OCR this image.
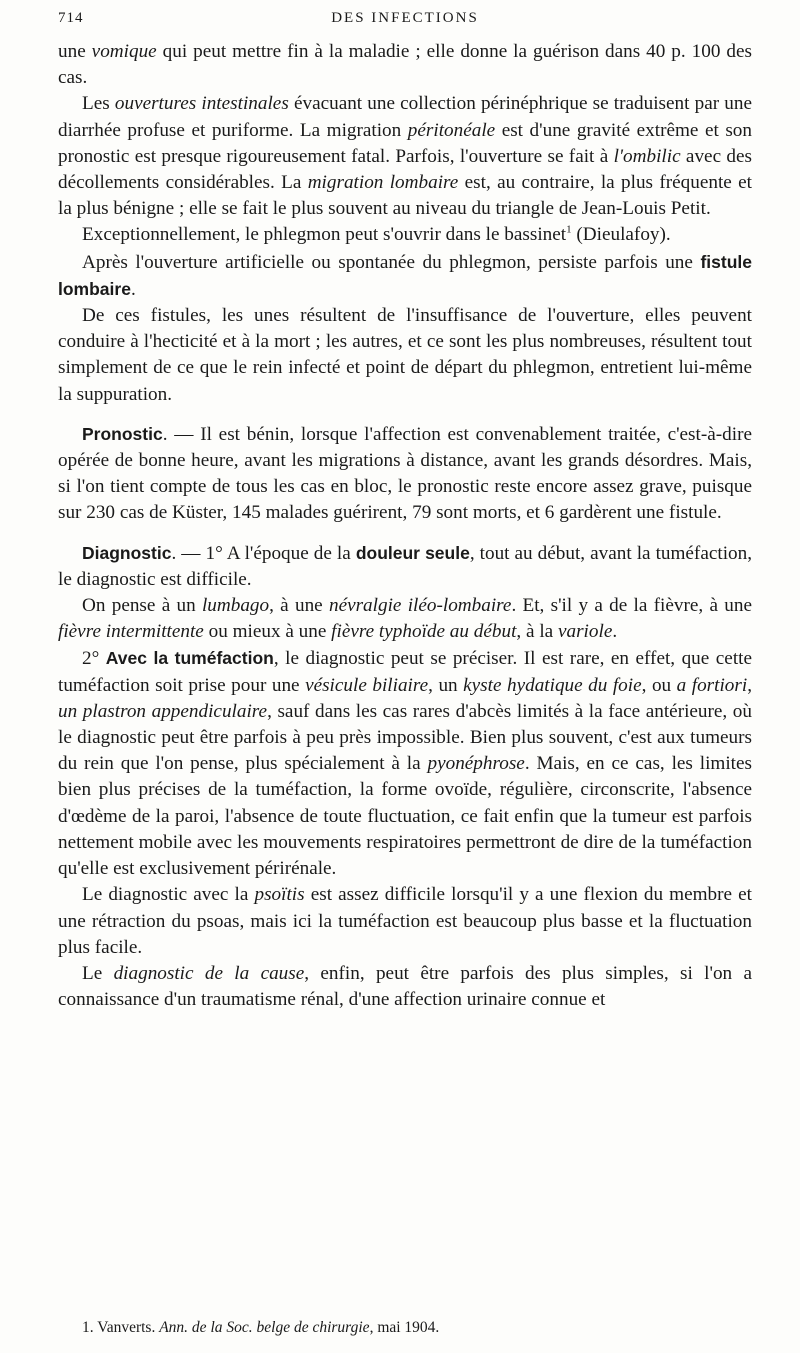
714	DES INFECTIONS

une vomique qui peut mettre fin à la maladie ; elle donne la guérison dans 40 p. 100 des cas.

Les ouvertures intestinales évacuant une collection périnéphrique se traduisent par une diarrhée profuse et puriforme. La migration péritonéale est d'une gravité extrême et son pronostic est presque rigoureusement fatal. Parfois, l'ouverture se fait à l'ombilic avec des décollements considérables. La migration lombaire est, au contraire, la plus fréquente et la plus bénigne ; elle se fait le plus souvent au niveau du triangle de Jean-Louis Petit.

Exceptionnellement, le phlegmon peut s'ouvrir dans le bassinet$^1$ (Dieulafoy).

Après l'ouverture artificielle ou spontanée du phlegmon, persiste parfois une fistule lombaire.

De ces fistules, les unes résultent de l'insuffisance de l'ouverture, elles peuvent conduire à l'hecticité et à la mort ; les autres, et ce sont les plus nombreuses, résultent tout simplement de ce que le rein infecté et point de départ du phlegmon, entretient lui-même la suppuration.

Pronostic. — Il est bénin, lorsque l'affection est convenablement traitée, c'est-à-dire opérée de bonne heure, avant les migrations à distance, avant les grands désordres. Mais, si l'on tient compte de tous les cas en bloc, le pronostic reste encore assez grave, puisque sur 230 cas de Küster, 145 malades guérirent, 79 sont morts, et 6 gardèrent une fistule.

Diagnostic. — 1° A l'époque de la douleur seule, tout au début, avant la tuméfaction, le diagnostic est difficile.

On pense à un lumbago, à une névralgie iléo-lombaire. Et, s'il y a de la fièvre, à une fièvre intermittente ou mieux à une fièvre typhoïde au début, à la variole.

2° Avec la tuméfaction, le diagnostic peut se préciser. Il est rare, en effet, que cette tuméfaction soit prise pour une vésicule biliaire, un kyste hydatique du foie, ou a fortiori, un plastron appendiculaire, sauf dans les cas rares d'abcès limités à la face antérieure, où le diagnostic peut être parfois à peu près impossible. Bien plus souvent, c'est aux tumeurs du rein que l'on pense, plus spécialement à la pyonéphrose. Mais, en ce cas, les limites bien plus précises de la tuméfaction, la forme ovoïde, régulière, circonscrite, l'absence d'œdème de la paroi, l'absence de toute fluctuation, ce fait enfin que la tumeur est parfois nettement mobile avec les mouvements respiratoires permettront de dire de la tuméfaction qu'elle est exclusivement périrénale.

Le diagnostic avec la psoïtis est assez difficile lorsqu'il y a une flexion du membre et une rétraction du psoas, mais ici la tuméfaction est beaucoup plus basse et la fluctuation plus facile.

Le diagnostic de la cause, enfin, peut être parfois des plus simples, si l'on a connaissance d'un traumatisme rénal, d'une affection urinaire connue et

1. Vanverts. Ann. de la Soc. belge de chirurgie, mai 1904.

======

→ Description of the task
Every entry above needs to be retyped exactly; drop the pictures.

→ Complete answer
OCR this image.
714	DES INFECTIONS

une vomique qui peut mettre fin à la maladie ; elle donne la guérison dans 40 p. 100 des cas.

Les ouvertures intestinales évacuant une collection périnéphrique se traduisent par une diarrhée profuse et puriforme. La migration péritonéale est d'une gravité extrême et son pronostic est presque rigoureusement fatal. Parfois, l'ouverture se fait à l'ombilic avec des décollements considérables. La migration lombaire est, au contraire, la plus fréquente et la plus bénigne ; elle se fait le plus souvent au niveau du triangle de Jean-Louis Petit.

Exceptionnellement, le phlegmon peut s'ouvrir dans le bassinet$^1$ (Dieulafoy).

Après l'ouverture artificielle ou spontanée du phlegmon, persiste parfois une fistule lombaire.

De ces fistules, les unes résultent de l'insuffisance de l'ouverture, elles peuvent conduire à l'hecticité et à la mort ; les autres, et ce sont les plus nombreuses, résultent tout simplement de ce que le rein infecté et point de départ du phlegmon, entretient lui-même la suppuration.

Pronostic. — Il est bénin, lorsque l'affection est convenablement traitée, c'est-à-dire opérée de bonne heure, avant les migrations à distance, avant les grands désordres. Mais, si l'on tient compte de tous les cas en bloc, le pronostic reste encore assez grave, puisque sur 230 cas de Küster, 145 malades guérirent, 79 sont morts, et 6 gardèrent une fistule.

Diagnostic. — 1° A l'époque de la douleur seule, tout au début, avant la tuméfaction, le diagnostic est difficile.

On pense à un lumbago, à une névralgie iléo-lombaire. Et, s'il y a de la fièvre, à une fièvre intermittente ou mieux à une fièvre typhoïde au début, à la variole.

2° Avec la tuméfaction, le diagnostic peut se préciser. Il est rare, en effet, que cette tuméfaction soit prise pour une vésicule biliaire, un kyste hydatique du foie, ou a fortiori, un plastron appendiculaire, sauf dans les cas rares d'abcès limités à la face antérieure, où le diagnostic peut être parfois à peu près impossible. Bien plus souvent, c'est aux tumeurs du rein que l'on pense, plus spécialement à la pyonéphrose. Mais, en ce cas, les limites bien plus précises de la tuméfaction, la forme ovoïde, régulière, circonscrite, l'absence d'œdème de la paroi, l'absence de toute fluctuation, ce fait enfin que la tumeur est parfois nettement mobile avec les mouvements respiratoires permettront de dire de la tuméfaction qu'elle est exclusivement périrénale.

Le diagnostic avec la psoïtis est assez difficile lorsqu'il y a une flexion du membre et une rétraction du psoas, mais ici la tuméfaction est beaucoup plus basse et la fluctuation plus facile.

Le diagnostic de la cause, enfin, peut être parfois des plus simples, si l'on a connaissance d'un traumatisme rénal, d'une affection urinaire connue et

1. Vanverts. Ann. de la Soc. belge de chirurgie, mai 1904.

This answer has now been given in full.